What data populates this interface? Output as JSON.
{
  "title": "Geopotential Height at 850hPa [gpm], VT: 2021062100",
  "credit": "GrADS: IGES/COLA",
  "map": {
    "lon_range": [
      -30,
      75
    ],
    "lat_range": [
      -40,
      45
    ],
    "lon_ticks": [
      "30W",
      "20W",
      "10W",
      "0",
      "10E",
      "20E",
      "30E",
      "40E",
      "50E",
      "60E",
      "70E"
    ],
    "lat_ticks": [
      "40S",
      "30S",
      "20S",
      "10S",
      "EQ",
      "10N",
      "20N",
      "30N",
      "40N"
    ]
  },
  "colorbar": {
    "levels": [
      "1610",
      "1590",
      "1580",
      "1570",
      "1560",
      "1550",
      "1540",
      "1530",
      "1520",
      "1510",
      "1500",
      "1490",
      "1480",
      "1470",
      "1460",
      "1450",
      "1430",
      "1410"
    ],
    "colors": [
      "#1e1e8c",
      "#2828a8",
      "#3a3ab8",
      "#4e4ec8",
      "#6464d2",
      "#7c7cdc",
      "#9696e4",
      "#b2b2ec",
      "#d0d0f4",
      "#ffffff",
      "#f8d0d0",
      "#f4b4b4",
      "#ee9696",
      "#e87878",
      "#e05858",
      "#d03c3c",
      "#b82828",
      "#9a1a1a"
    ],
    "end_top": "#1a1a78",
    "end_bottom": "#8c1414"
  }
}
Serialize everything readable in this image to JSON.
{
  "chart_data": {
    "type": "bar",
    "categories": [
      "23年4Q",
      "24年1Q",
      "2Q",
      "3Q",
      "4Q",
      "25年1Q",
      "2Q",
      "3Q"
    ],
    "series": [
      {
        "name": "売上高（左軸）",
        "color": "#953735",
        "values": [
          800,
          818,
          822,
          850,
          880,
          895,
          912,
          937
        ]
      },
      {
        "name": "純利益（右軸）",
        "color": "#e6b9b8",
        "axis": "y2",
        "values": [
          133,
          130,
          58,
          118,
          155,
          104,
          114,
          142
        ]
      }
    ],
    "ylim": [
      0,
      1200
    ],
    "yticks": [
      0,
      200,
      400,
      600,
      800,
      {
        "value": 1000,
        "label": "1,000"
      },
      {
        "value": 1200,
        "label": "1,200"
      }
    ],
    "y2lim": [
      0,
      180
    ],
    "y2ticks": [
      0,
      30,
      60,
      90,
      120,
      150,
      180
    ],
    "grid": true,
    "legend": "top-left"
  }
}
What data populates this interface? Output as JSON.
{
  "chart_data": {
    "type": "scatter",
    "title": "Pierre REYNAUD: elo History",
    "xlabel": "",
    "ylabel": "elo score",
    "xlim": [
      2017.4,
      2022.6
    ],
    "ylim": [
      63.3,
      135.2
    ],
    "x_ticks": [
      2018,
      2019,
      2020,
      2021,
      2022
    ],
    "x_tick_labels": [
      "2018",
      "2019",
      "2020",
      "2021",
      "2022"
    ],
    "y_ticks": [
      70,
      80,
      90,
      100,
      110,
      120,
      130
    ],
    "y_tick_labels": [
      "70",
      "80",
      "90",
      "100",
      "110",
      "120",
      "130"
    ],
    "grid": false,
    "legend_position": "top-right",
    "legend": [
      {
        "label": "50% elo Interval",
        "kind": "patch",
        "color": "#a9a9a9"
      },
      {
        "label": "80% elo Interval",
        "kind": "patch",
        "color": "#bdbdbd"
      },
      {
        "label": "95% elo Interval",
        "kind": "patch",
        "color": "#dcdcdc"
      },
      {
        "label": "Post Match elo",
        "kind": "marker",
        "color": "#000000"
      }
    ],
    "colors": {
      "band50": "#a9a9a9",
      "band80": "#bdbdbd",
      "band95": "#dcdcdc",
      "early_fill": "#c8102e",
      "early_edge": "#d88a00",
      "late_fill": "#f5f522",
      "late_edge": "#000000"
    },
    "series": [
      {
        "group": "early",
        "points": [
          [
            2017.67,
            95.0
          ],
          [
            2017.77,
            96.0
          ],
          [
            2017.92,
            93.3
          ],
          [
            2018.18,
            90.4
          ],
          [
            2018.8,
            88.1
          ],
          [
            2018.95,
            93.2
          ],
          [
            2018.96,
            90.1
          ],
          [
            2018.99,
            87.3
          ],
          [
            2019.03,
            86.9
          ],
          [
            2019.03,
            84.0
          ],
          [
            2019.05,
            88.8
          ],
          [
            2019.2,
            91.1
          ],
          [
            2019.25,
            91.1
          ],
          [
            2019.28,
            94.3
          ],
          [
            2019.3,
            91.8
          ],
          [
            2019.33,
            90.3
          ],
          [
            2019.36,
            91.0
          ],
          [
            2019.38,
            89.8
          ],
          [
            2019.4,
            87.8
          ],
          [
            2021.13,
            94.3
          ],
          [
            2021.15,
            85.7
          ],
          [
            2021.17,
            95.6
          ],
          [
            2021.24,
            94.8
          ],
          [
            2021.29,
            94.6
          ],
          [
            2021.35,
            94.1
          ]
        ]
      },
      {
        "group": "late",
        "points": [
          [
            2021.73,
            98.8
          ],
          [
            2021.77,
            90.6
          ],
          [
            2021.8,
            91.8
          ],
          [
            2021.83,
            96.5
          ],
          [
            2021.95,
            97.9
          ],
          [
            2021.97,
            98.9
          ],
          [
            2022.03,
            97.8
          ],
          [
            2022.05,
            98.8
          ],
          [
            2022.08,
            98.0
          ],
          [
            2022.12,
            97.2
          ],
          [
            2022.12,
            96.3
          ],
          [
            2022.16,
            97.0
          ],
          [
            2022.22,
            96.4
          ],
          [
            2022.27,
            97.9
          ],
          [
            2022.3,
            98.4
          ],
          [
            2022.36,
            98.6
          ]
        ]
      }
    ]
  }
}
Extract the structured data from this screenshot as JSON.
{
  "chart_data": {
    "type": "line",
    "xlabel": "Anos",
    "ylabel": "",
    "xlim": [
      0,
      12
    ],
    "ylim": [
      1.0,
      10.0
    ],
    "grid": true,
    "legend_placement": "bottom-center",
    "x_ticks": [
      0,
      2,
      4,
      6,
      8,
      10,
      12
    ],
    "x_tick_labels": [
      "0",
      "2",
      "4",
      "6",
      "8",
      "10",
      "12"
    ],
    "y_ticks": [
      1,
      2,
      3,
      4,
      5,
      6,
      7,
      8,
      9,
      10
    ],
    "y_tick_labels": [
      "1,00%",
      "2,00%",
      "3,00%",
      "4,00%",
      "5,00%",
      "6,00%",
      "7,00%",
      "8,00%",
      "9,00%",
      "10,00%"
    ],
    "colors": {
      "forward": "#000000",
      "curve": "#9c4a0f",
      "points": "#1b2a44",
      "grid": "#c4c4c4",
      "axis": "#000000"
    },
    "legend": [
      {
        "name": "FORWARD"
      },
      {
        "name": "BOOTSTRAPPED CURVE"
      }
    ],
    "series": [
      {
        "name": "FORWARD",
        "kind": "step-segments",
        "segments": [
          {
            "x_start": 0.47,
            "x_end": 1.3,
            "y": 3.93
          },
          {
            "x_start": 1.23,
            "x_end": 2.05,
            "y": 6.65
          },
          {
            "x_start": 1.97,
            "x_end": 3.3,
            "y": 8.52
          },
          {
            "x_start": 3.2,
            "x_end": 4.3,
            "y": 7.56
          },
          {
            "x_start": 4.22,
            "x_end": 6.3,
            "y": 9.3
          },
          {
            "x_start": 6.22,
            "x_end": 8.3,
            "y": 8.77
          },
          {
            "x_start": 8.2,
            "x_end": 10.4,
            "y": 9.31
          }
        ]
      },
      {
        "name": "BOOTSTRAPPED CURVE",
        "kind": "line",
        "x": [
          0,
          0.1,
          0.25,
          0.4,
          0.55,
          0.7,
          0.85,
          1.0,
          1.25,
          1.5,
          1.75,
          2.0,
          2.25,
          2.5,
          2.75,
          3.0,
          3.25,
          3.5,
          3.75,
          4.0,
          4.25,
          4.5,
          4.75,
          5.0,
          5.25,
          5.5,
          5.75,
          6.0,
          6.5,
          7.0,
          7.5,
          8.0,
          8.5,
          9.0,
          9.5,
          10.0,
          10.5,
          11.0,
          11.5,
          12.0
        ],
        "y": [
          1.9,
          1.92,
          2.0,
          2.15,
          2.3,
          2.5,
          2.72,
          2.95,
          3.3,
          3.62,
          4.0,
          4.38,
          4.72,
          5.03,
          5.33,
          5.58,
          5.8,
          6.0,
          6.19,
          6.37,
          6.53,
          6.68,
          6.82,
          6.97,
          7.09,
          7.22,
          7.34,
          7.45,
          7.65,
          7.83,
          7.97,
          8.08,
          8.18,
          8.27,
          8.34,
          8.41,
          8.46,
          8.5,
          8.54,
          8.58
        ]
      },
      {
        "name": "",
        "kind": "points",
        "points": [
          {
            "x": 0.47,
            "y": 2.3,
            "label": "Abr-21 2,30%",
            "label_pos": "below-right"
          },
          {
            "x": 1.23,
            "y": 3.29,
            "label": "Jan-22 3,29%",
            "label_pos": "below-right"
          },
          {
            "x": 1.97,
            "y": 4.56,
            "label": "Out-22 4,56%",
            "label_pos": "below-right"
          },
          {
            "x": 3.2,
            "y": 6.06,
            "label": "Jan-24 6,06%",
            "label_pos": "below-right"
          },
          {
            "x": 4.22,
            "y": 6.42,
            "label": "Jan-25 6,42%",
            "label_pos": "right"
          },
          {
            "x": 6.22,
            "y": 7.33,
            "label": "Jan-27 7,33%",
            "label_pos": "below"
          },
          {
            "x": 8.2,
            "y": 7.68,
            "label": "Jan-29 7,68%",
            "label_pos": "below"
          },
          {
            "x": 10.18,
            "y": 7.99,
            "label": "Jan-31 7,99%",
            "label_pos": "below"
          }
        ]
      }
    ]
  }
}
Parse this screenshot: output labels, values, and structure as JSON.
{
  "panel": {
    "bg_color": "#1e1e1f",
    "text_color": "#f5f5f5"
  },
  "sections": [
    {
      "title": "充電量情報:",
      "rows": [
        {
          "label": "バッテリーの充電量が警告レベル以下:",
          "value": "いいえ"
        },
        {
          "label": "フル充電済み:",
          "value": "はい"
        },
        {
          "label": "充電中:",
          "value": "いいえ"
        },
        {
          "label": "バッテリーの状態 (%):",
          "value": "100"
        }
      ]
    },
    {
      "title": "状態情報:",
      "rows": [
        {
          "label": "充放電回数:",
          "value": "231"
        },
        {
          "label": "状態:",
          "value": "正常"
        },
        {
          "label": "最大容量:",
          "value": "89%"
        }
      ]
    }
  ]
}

################

■ Instructions for the task
Look for lines containing the string "BOOTSTRAPPED" and copy them all.

■ Complete response
        "name": "BOOTSTRAPPED CURVE"
        "name": "BOOTSTRAPPED CURVE",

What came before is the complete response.